**Work to be completed**
Please restate the data below word for word, omitting all images.

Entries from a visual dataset

════════

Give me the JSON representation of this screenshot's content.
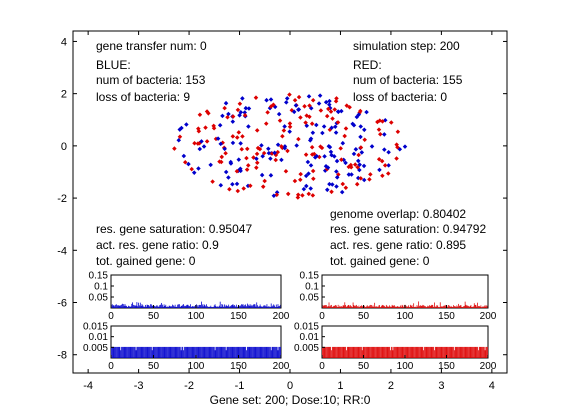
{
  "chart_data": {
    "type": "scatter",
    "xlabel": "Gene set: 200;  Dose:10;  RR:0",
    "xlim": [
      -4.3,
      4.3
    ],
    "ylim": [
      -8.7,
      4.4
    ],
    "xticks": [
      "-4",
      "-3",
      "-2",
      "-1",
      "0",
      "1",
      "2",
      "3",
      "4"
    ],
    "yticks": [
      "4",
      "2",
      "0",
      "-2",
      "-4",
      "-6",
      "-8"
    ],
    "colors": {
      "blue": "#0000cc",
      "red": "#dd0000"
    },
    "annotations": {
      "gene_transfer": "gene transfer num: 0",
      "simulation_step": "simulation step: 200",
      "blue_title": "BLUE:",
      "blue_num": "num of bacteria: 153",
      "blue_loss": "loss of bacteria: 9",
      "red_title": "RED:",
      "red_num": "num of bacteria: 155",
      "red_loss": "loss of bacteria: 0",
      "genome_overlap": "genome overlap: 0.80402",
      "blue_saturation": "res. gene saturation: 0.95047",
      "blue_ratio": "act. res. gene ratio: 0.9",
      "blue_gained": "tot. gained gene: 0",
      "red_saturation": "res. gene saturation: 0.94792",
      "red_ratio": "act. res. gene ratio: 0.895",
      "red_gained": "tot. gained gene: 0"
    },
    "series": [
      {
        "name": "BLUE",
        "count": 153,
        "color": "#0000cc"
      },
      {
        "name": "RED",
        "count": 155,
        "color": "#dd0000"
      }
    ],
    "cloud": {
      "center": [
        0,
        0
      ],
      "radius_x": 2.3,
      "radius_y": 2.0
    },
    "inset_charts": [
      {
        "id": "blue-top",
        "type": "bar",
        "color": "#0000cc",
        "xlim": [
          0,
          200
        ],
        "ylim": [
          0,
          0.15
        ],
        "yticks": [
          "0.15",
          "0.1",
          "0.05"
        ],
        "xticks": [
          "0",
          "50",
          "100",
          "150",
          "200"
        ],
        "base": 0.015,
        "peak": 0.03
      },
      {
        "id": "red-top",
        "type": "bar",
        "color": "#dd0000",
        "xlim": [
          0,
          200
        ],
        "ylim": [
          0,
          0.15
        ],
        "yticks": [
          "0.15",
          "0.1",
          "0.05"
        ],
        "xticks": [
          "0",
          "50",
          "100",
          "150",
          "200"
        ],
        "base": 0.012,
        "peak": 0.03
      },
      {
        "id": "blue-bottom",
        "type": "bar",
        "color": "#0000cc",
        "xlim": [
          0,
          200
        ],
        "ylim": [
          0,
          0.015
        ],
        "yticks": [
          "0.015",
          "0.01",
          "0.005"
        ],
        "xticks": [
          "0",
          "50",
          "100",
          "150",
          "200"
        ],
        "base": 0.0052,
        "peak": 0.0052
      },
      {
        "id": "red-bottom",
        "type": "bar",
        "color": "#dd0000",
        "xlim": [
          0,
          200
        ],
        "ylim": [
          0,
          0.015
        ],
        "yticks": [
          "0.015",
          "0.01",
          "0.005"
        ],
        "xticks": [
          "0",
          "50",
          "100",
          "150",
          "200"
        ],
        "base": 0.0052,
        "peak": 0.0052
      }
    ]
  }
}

════════

**Answer to the problem**
Give me the JSON representation of this screenshot's content.
{
  "chart_data": {
    "type": "scatter",
    "xlabel": "Gene set: 200;  Dose:10;  RR:0",
    "xlim": [
      -4.3,
      4.3
    ],
    "ylim": [
      -8.7,
      4.4
    ],
    "xticks": [
      "-4",
      "-3",
      "-2",
      "-1",
      "0",
      "1",
      "2",
      "3",
      "4"
    ],
    "yticks": [
      "4",
      "2",
      "0",
      "-2",
      "-4",
      "-6",
      "-8"
    ],
    "colors": {
      "blue": "#0000cc",
      "red": "#dd0000"
    },
    "annotations": {
      "gene_transfer": "gene transfer num: 0",
      "simulation_step": "simulation step: 200",
      "blue_title": "BLUE:",
      "blue_num": "num of bacteria: 153",
      "blue_loss": "loss of bacteria: 9",
      "red_title": "RED:",
      "red_num": "num of bacteria: 155",
      "red_loss": "loss of bacteria: 0",
      "genome_overlap": "genome overlap: 0.80402",
      "blue_saturation": "res. gene saturation: 0.95047",
      "blue_ratio": "act. res. gene ratio: 0.9",
      "blue_gained": "tot. gained gene: 0",
      "red_saturation": "res. gene saturation: 0.94792",
      "red_ratio": "act. res. gene ratio: 0.895",
      "red_gained": "tot. gained gene: 0"
    },
    "series": [
      {
        "name": "BLUE",
        "count": 153,
        "color": "#0000cc"
      },
      {
        "name": "RED",
        "count": 155,
        "color": "#dd0000"
      }
    ],
    "cloud": {
      "center": [
        0,
        0
      ],
      "radius_x": 2.3,
      "radius_y": 2.0
    },
    "inset_charts": [
      {
        "id": "blue-top",
        "type": "bar",
        "color": "#0000cc",
        "xlim": [
          0,
          200
        ],
        "ylim": [
          0,
          0.15
        ],
        "yticks": [
          "0.15",
          "0.1",
          "0.05"
        ],
        "xticks": [
          "0",
          "50",
          "100",
          "150",
          "200"
        ],
        "base": 0.015,
        "peak": 0.03
      },
      {
        "id": "red-top",
        "type": "bar",
        "color": "#dd0000",
        "xlim": [
          0,
          200
        ],
        "ylim": [
          0,
          0.15
        ],
        "yticks": [
          "0.15",
          "0.1",
          "0.05"
        ],
        "xticks": [
          "0",
          "50",
          "100",
          "150",
          "200"
        ],
        "base": 0.012,
        "peak": 0.03
      },
      {
        "id": "blue-bottom",
        "type": "bar",
        "color": "#0000cc",
        "xlim": [
          0,
          200
        ],
        "ylim": [
          0,
          0.015
        ],
        "yticks": [
          "0.015",
          "0.01",
          "0.005"
        ],
        "xticks": [
          "0",
          "50",
          "100",
          "150",
          "200"
        ],
        "base": 0.0052,
        "peak": 0.0052
      },
      {
        "id": "red-bottom",
        "type": "bar",
        "color": "#dd0000",
        "xlim": [
          0,
          200
        ],
        "ylim": [
          0,
          0.015
        ],
        "yticks": [
          "0.015",
          "0.01",
          "0.005"
        ],
        "xticks": [
          "0",
          "50",
          "100",
          "150",
          "200"
        ],
        "base": 0.0052,
        "peak": 0.0052
      }
    ]
  }
}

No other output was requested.